**STORED DATA**
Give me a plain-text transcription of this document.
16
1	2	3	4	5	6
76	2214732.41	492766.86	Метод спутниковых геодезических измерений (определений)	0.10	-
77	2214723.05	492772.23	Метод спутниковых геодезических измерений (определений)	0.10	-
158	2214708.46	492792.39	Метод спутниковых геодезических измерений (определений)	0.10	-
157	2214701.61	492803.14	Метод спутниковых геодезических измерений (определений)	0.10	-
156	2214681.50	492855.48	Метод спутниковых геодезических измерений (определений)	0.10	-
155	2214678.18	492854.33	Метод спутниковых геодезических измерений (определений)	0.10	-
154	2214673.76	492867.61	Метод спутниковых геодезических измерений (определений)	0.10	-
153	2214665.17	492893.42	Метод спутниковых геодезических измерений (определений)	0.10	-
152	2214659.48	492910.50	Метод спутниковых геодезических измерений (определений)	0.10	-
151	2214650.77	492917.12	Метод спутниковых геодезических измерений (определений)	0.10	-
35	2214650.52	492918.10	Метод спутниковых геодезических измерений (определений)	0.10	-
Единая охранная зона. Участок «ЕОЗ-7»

---

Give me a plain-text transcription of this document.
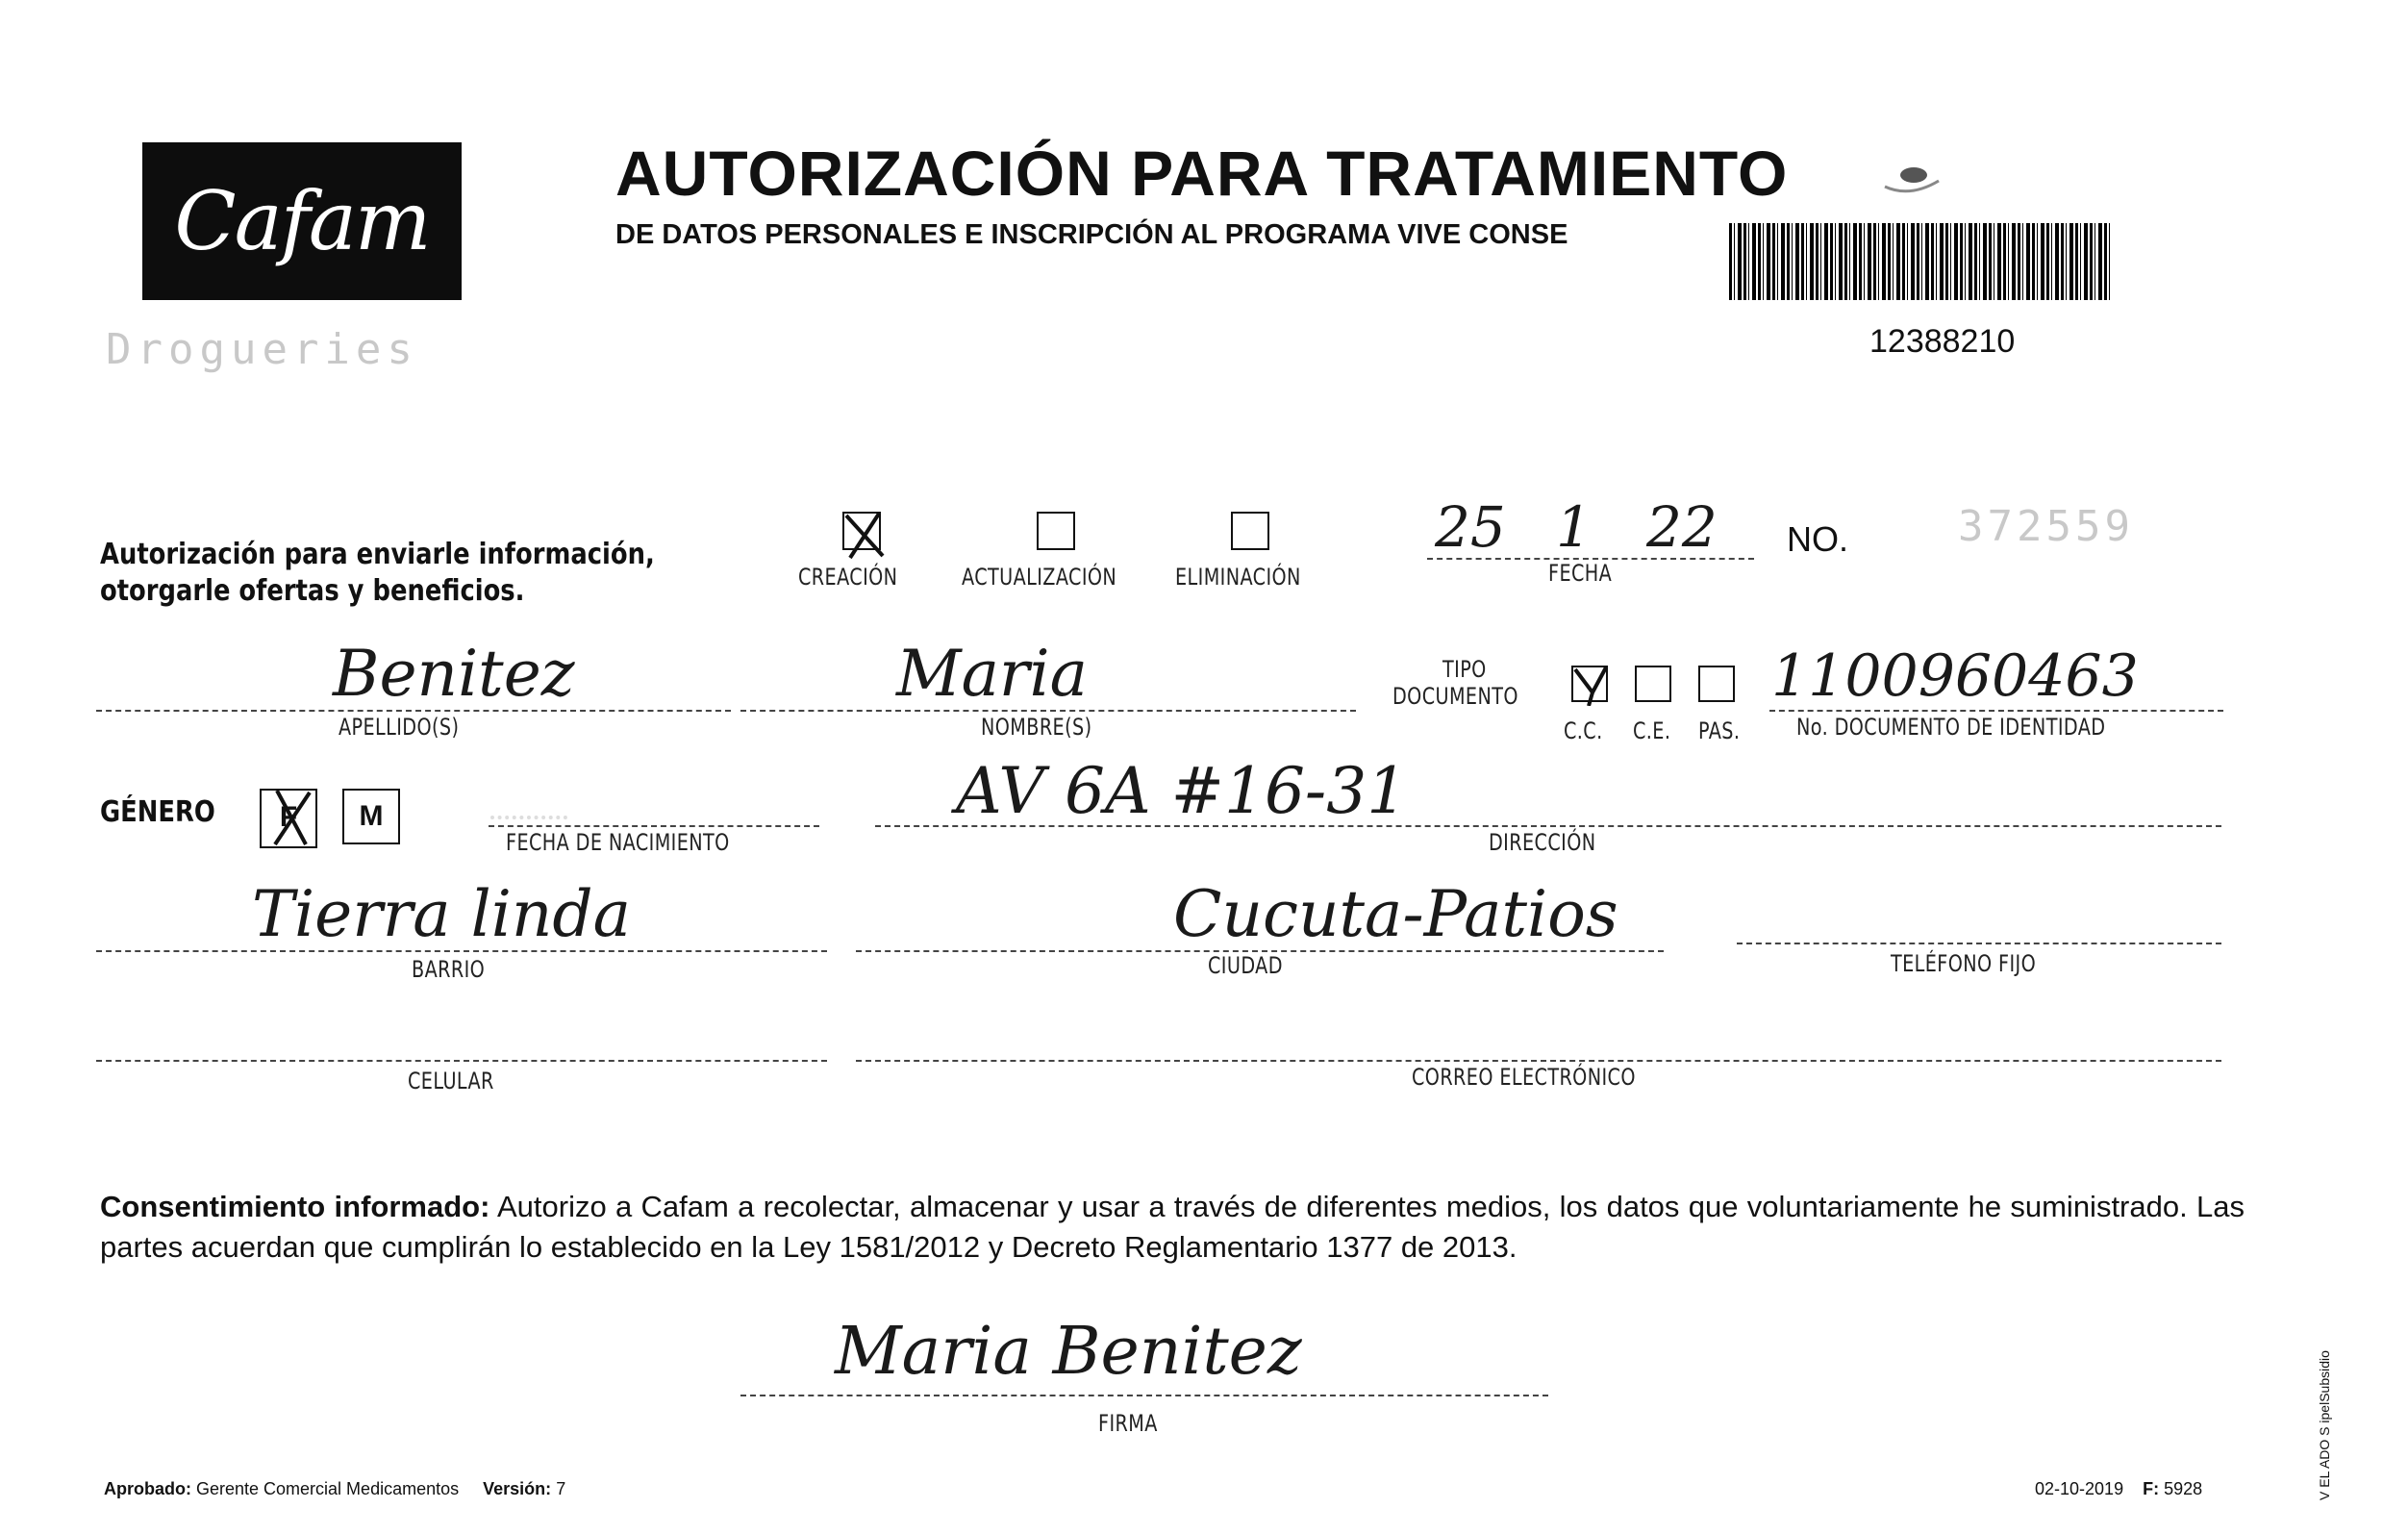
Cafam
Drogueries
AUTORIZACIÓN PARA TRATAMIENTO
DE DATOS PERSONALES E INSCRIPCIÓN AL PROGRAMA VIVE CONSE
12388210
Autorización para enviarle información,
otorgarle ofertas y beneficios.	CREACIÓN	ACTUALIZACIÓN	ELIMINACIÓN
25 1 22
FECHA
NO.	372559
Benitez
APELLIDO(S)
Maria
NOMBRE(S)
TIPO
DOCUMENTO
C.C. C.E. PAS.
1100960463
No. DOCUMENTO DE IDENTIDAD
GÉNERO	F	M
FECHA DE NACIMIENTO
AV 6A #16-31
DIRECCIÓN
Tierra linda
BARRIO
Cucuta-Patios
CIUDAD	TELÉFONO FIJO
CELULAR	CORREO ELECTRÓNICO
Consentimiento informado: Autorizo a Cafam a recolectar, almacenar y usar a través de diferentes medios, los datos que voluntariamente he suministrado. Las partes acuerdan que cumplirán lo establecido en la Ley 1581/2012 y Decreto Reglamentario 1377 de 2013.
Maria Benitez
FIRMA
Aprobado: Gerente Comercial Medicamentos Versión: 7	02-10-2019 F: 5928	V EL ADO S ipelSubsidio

* * *

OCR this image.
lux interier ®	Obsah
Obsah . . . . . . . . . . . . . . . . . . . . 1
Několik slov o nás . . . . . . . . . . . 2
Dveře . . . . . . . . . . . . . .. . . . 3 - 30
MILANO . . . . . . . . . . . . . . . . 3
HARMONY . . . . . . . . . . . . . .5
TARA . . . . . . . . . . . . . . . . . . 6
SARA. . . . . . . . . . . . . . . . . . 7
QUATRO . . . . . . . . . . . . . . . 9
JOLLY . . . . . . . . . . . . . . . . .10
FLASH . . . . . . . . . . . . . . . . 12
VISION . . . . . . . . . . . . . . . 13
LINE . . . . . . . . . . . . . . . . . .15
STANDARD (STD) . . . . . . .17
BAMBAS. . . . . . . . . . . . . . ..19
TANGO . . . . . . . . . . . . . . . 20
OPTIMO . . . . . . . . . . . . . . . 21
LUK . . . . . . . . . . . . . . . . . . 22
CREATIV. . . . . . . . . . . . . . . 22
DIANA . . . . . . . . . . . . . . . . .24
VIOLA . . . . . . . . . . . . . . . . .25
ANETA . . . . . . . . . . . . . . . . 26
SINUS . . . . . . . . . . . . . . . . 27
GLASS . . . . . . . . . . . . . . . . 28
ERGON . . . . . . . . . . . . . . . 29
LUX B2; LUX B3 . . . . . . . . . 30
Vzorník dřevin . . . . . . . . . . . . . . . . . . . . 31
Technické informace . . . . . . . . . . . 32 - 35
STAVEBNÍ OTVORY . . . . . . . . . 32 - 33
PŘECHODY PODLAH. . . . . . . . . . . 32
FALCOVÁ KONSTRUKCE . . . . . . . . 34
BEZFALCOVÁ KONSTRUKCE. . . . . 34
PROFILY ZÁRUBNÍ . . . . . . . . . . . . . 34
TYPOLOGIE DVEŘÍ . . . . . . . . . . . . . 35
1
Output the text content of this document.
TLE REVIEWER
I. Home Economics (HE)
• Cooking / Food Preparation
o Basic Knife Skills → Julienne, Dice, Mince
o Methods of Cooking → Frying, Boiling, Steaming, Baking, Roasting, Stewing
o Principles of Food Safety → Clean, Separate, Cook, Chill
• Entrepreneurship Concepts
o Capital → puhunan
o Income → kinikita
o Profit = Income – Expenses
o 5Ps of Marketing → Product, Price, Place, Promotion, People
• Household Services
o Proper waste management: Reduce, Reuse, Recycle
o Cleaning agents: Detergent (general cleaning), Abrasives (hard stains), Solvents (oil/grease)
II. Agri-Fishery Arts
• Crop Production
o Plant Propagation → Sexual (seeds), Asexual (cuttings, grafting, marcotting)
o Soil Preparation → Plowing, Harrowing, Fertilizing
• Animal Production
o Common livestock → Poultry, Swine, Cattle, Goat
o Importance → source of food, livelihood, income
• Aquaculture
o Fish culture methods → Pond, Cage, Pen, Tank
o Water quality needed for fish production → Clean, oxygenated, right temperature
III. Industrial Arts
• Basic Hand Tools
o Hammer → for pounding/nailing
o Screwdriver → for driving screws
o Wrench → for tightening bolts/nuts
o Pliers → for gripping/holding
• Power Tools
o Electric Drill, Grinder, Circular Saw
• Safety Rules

**WHAT IS EXPECTED**
Identify the lines that hold the word "this". Copy every one of them.

**THE COMPLETED TASK**
Give me a plain-text transcription of this document.
Give me a plain-text transcription of this document.
OCR this image.
Output the text content of this document.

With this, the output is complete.